**TASK DIRECTIONS:** Each record below is to be copied word for word, with pictures removed.

**DATA IN THIS EXERCISE:**
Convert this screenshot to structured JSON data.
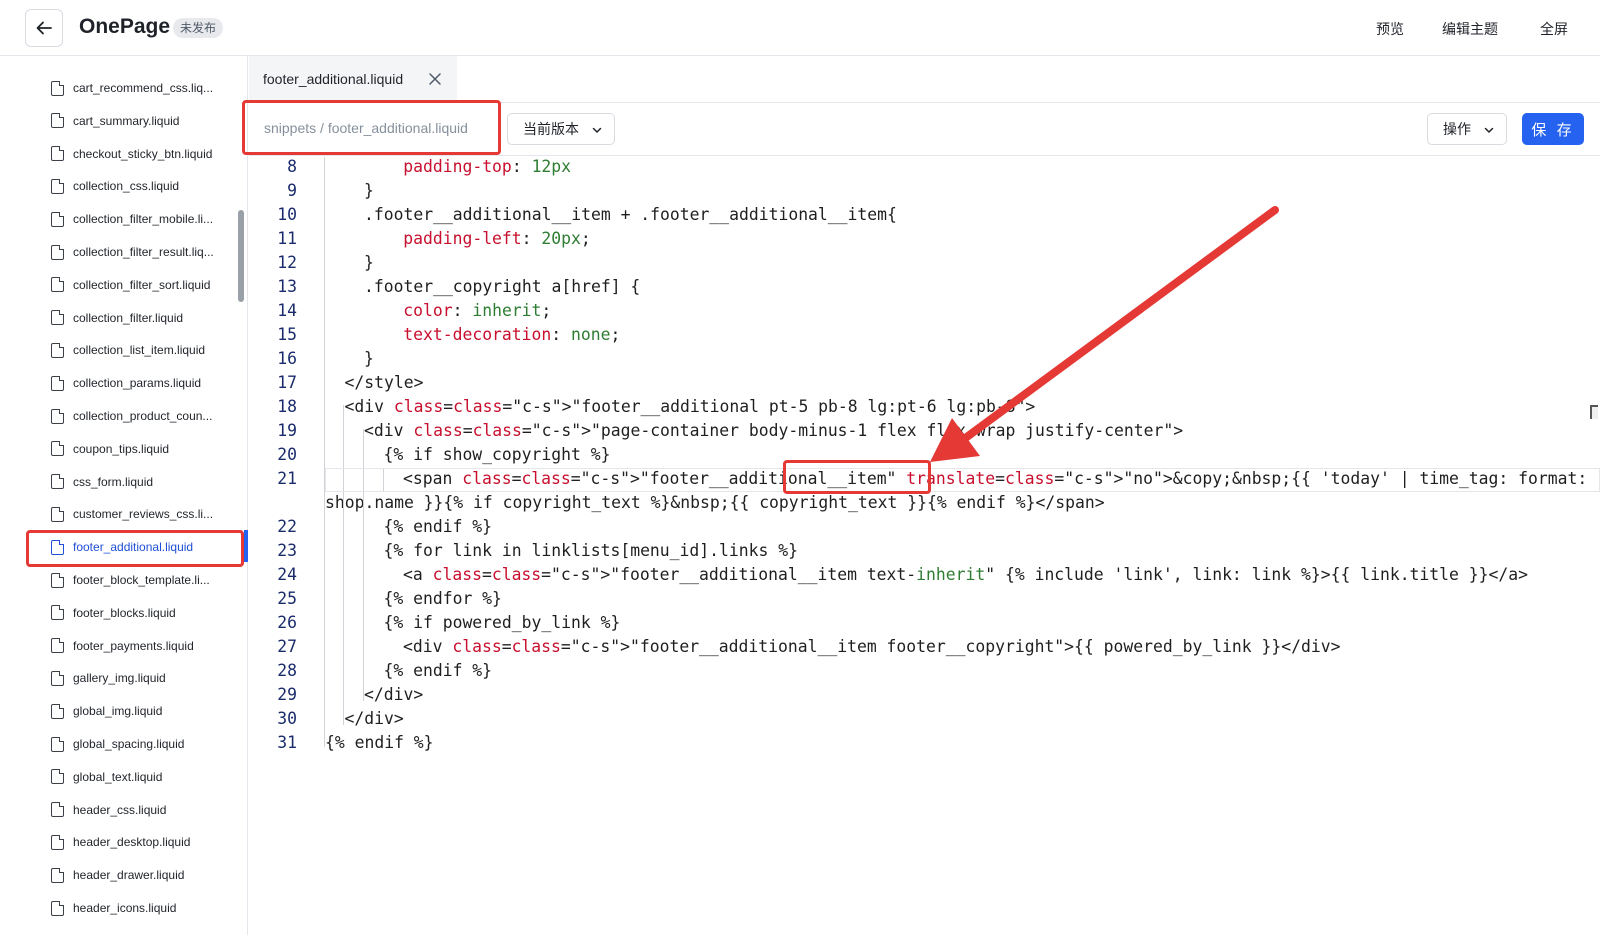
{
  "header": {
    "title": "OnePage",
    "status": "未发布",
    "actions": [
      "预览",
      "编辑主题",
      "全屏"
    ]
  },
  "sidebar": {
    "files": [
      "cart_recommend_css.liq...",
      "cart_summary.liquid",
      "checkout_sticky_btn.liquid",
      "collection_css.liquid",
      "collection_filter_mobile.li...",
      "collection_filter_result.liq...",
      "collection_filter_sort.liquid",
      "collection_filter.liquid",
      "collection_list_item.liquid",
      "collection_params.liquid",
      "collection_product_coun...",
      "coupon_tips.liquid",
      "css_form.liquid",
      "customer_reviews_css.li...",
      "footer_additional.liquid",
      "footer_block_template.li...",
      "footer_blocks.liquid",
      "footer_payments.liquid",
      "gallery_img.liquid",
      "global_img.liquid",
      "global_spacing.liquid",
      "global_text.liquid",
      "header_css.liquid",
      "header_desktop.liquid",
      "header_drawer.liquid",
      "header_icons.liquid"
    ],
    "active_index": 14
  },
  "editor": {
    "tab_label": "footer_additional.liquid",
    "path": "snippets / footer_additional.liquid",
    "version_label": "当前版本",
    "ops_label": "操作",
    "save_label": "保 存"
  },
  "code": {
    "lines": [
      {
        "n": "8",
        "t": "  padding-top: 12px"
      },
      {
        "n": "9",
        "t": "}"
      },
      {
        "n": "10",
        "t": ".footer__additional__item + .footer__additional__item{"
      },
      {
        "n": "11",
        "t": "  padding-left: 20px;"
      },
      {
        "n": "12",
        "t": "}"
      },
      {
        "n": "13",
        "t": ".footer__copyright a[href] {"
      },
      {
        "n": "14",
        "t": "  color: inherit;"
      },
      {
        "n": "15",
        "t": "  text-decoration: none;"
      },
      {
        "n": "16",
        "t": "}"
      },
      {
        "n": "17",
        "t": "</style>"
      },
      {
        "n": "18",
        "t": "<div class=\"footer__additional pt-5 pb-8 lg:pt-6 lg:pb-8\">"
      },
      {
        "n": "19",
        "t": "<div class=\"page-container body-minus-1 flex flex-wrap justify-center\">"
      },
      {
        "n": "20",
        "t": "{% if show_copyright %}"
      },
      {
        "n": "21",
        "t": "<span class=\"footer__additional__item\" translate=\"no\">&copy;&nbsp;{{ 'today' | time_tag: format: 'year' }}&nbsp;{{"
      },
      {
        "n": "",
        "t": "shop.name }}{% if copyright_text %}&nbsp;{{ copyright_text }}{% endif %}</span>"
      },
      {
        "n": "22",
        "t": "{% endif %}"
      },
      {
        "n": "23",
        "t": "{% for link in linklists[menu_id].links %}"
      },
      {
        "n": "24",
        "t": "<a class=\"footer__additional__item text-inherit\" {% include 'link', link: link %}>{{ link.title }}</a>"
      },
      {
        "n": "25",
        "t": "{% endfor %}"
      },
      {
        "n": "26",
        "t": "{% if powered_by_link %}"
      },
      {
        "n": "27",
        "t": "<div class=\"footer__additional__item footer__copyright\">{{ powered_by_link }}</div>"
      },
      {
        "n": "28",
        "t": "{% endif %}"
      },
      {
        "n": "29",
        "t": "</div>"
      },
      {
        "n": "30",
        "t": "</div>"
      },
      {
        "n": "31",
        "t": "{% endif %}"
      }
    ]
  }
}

**RESULT FOR THIS EXERCISE:**
Convert this screenshot to structured JSON data.
{
  "header": {
    "title": "OnePage",
    "status": "未发布",
    "actions": [
      "预览",
      "编辑主题",
      "全屏"
    ]
  },
  "sidebar": {
    "files": [
      "cart_recommend_css.liq...",
      "cart_summary.liquid",
      "checkout_sticky_btn.liquid",
      "collection_css.liquid",
      "collection_filter_mobile.li...",
      "collection_filter_result.liq...",
      "collection_filter_sort.liquid",
      "collection_filter.liquid",
      "collection_list_item.liquid",
      "collection_params.liquid",
      "collection_product_coun...",
      "coupon_tips.liquid",
      "css_form.liquid",
      "customer_reviews_css.li...",
      "footer_additional.liquid",
      "footer_block_template.li...",
      "footer_blocks.liquid",
      "footer_payments.liquid",
      "gallery_img.liquid",
      "global_img.liquid",
      "global_spacing.liquid",
      "global_text.liquid",
      "header_css.liquid",
      "header_desktop.liquid",
      "header_drawer.liquid",
      "header_icons.liquid"
    ],
    "active_index": 14
  },
  "editor": {
    "tab_label": "footer_additional.liquid",
    "path": "snippets / footer_additional.liquid",
    "version_label": "当前版本",
    "ops_label": "操作",
    "save_label": "保 存"
  },
  "code": {
    "lines": [
      {
        "n": "8",
        "t": "  padding-top: 12px"
      },
      {
        "n": "9",
        "t": "}"
      },
      {
        "n": "10",
        "t": ".footer__additional__item + .footer__additional__item{"
      },
      {
        "n": "11",
        "t": "  padding-left: 20px;"
      },
      {
        "n": "12",
        "t": "}"
      },
      {
        "n": "13",
        "t": ".footer__copyright a[href] {"
      },
      {
        "n": "14",
        "t": "  color: inherit;"
      },
      {
        "n": "15",
        "t": "  text-decoration: none;"
      },
      {
        "n": "16",
        "t": "}"
      },
      {
        "n": "17",
        "t": "</style>"
      },
      {
        "n": "18",
        "t": "<div class=\"footer__additional pt-5 pb-8 lg:pt-6 lg:pb-8\">"
      },
      {
        "n": "19",
        "t": "<div class=\"page-container body-minus-1 flex flex-wrap justify-center\">"
      },
      {
        "n": "20",
        "t": "{% if show_copyright %}"
      },
      {
        "n": "21",
        "t": "<span class=\"footer__additional__item\" translate=\"no\">&copy;&nbsp;{{ 'today' | time_tag: format: 'year' }}&nbsp;{{"
      },
      {
        "n": "",
        "t": "shop.name }}{% if copyright_text %}&nbsp;{{ copyright_text }}{% endif %}</span>"
      },
      {
        "n": "22",
        "t": "{% endif %}"
      },
      {
        "n": "23",
        "t": "{% for link in linklists[menu_id].links %}"
      },
      {
        "n": "24",
        "t": "<a class=\"footer__additional__item text-inherit\" {% include 'link', link: link %}>{{ link.title }}</a>"
      },
      {
        "n": "25",
        "t": "{% endfor %}"
      },
      {
        "n": "26",
        "t": "{% if powered_by_link %}"
      },
      {
        "n": "27",
        "t": "<div class=\"footer__additional__item footer__copyright\">{{ powered_by_link }}</div>"
      },
      {
        "n": "28",
        "t": "{% endif %}"
      },
      {
        "n": "29",
        "t": "</div>"
      },
      {
        "n": "30",
        "t": "</div>"
      },
      {
        "n": "31",
        "t": "{% endif %}"
      }
    ]
  }
}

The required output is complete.